2022 In Review: Change and Generativity

2022 had two very distinct halves for me: before the May RV trip, and after the May RV trip.

At the end of last year, I sat down and made a meta-make 9.

Yeah, so, I was in fantasy land when I made that. It happens to me sometimes that when I’m sick, I get into planning mode. I imagine all the things I’m going to get done, because when you can’t do anything, you can tell yourself you’re going to be so disciplined and productive when you can do things again. But yeah, I was out of my gourd.

I figured out before the end of January that this was not going to happen. I don’t think I guilted myself about it very much; at least, I don’t remember doing so. I’m not even going to dignify this Make 9 by reviewing it as it stands, or listing all the things I did not get done. Instead, I’m going to look at all the things I did do, and at the massive shift that happened in the middle of this year.


I am really amazingly proud of the spinning I did this year. I set out to explore colour handling of handpainted braids while spinning analogous and semi-analogous sock yarns. In my wildest dreams depicted above, I thought I’d spin six pairs’ worth. I spun twelve.

Two of them were quite small and fast, being for my daughter. But they were all quite fine, and the last one was a very long spin. Doing some quick and dirty math, that’s something like 19,000 yards of spinning and plying all together, out of over two pounds of fiber.

I didn’t finish many other big spins. There was some serious sampling for the Wool Circle (more on that below). I believe the only other actual project I finished was the 1 lb of Gotland. That ended up rather thicker and with less yardage that I had hoped. But, when I get around to knitting this up one day, I’m hoping the yardage fairies have mercy on me and let it be enough for the sweater I’ve been dreaming of for over five years now.


For the first half of the year, I was quite focused on knitting up my secret projects. I can tell you that there will be five big bits and five-to-ten small bits, and I finished the third big bit, with a really good start on the fourth bit. It’s been a long while, but I’m hoping to finish the actual knitting this year. It would be faster if I were treating it like a real full-time job, but I’m not.

**Dataset section**
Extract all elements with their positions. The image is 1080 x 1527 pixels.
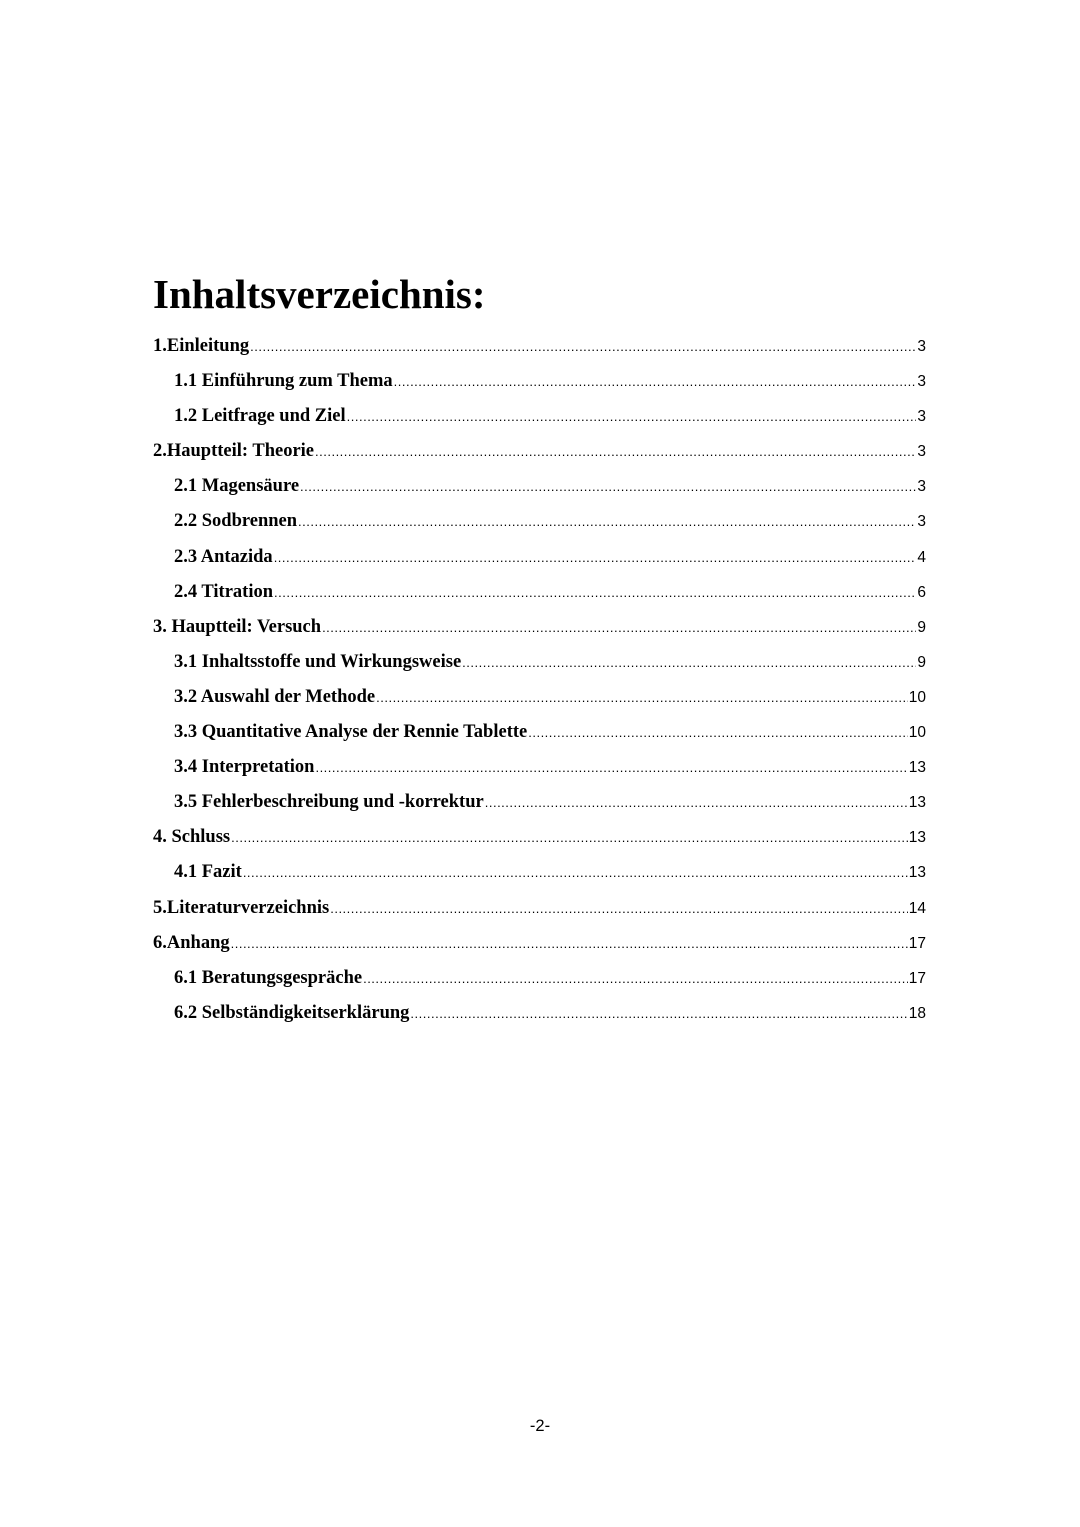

**Problem details**
Answer these questions from the 2022 year-in-review post.
(a) How many pairs' worth of sock yarn did the writer spin this year?
(b) How much Gotland did the writer finish?
(c) Which of the big bits of the secret projects did the writer finish?

**Result for this task**
(a) Twelve.
(b) 1 lb.
(c) The third big bit.